◆ Your task ◆
Would you return all of this data exactly, leaving nothing out?

━━━ Material for this task ━━━

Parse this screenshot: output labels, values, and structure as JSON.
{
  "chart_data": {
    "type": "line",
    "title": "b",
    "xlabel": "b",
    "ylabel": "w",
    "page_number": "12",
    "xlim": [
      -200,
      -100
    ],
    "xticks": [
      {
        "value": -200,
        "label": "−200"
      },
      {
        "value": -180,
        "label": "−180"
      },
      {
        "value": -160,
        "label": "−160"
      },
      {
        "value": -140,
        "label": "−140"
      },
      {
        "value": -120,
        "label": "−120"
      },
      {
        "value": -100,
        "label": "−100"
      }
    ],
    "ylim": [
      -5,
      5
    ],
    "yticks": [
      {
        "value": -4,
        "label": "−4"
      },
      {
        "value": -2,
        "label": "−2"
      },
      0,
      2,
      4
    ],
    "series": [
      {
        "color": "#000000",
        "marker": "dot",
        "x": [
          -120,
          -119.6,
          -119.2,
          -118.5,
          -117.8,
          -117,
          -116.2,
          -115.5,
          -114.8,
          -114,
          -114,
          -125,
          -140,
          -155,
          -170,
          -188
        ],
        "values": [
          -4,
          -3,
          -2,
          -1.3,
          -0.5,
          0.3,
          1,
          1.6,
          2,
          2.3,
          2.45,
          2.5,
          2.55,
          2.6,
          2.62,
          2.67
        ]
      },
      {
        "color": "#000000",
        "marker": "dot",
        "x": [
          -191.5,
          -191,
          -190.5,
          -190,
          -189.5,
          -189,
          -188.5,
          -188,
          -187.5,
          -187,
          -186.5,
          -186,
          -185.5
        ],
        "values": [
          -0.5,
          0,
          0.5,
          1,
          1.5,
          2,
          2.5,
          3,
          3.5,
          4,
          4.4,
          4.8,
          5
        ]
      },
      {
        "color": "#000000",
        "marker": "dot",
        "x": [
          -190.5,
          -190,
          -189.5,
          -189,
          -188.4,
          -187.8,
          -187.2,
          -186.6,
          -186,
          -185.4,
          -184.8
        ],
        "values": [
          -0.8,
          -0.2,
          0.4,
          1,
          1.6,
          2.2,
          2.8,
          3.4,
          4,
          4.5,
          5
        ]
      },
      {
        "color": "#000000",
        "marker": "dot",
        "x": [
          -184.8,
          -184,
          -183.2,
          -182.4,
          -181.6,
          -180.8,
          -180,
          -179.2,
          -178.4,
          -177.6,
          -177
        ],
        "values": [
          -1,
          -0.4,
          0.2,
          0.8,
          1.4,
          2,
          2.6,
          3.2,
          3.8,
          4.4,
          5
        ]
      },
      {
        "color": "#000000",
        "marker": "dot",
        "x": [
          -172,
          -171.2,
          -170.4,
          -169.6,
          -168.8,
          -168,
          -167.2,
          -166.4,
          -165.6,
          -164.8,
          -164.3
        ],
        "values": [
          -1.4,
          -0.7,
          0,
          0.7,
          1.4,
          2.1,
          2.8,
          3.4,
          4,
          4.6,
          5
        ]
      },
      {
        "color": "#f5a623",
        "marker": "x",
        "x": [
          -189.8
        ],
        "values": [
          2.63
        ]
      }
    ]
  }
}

━━━

◆ Correct response ◆
Parse this screenshot: output labels, values, and structure as JSON.
{
  "chart_data": {
    "type": "line",
    "title": "b",
    "xlabel": "b",
    "ylabel": "w",
    "page_number": "12",
    "xlim": [
      -200,
      -100
    ],
    "xticks": [
      {
        "value": -200,
        "label": "−200"
      },
      {
        "value": -180,
        "label": "−180"
      },
      {
        "value": -160,
        "label": "−160"
      },
      {
        "value": -140,
        "label": "−140"
      },
      {
        "value": -120,
        "label": "−120"
      },
      {
        "value": -100,
        "label": "−100"
      }
    ],
    "ylim": [
      -5,
      5
    ],
    "yticks": [
      {
        "value": -4,
        "label": "−4"
      },
      {
        "value": -2,
        "label": "−2"
      },
      0,
      2,
      4
    ],
    "series": [
      {
        "color": "#000000",
        "marker": "dot",
        "x": [
          -120,
          -119.6,
          -119.2,
          -118.5,
          -117.8,
          -117,
          -116.2,
          -115.5,
          -114.8,
          -114,
          -114,
          -125,
          -140,
          -155,
          -170,
          -188
        ],
        "values": [
          -4,
          -3,
          -2,
          -1.3,
          -0.5,
          0.3,
          1,
          1.6,
          2,
          2.3,
          2.45,
          2.5,
          2.55,
          2.6,
          2.62,
          2.67
        ]
      },
      {
        "color": "#000000",
        "marker": "dot",
        "x": [
          -191.5,
          -191,
          -190.5,
          -190,
          -189.5,
          -189,
          -188.5,
          -188,
          -187.5,
          -187,
          -186.5,
          -186,
          -185.5
        ],
        "values": [
          -0.5,
          0,
          0.5,
          1,
          1.5,
          2,
          2.5,
          3,
          3.5,
          4,
          4.4,
          4.8,
          5
        ]
      },
      {
        "color": "#000000",
        "marker": "dot",
        "x": [
          -190.5,
          -190,
          -189.5,
          -189,
          -188.4,
          -187.8,
          -187.2,
          -186.6,
          -186,
          -185.4,
          -184.8
        ],
        "values": [
          -0.8,
          -0.2,
          0.4,
          1,
          1.6,
          2.2,
          2.8,
          3.4,
          4,
          4.5,
          5
        ]
      },
      {
        "color": "#000000",
        "marker": "dot",
        "x": [
          -184.8,
          -184,
          -183.2,
          -182.4,
          -181.6,
          -180.8,
          -180,
          -179.2,
          -178.4,
          -177.6,
          -177
        ],
        "values": [
          -1,
          -0.4,
          0.2,
          0.8,
          1.4,
          2,
          2.6,
          3.2,
          3.8,
          4.4,
          5
        ]
      },
      {
        "color": "#000000",
        "marker": "dot",
        "x": [
          -172,
          -171.2,
          -170.4,
          -169.6,
          -168.8,
          -168,
          -167.2,
          -166.4,
          -165.6,
          -164.8,
          -164.3
        ],
        "values": [
          -1.4,
          -0.7,
          0,
          0.7,
          1.4,
          2.1,
          2.8,
          3.4,
          4,
          4.6,
          5
        ]
      },
      {
        "color": "#f5a623",
        "marker": "x",
        "x": [
          -189.8
        ],
        "values": [
          2.63
        ]
      }
    ]
  }
}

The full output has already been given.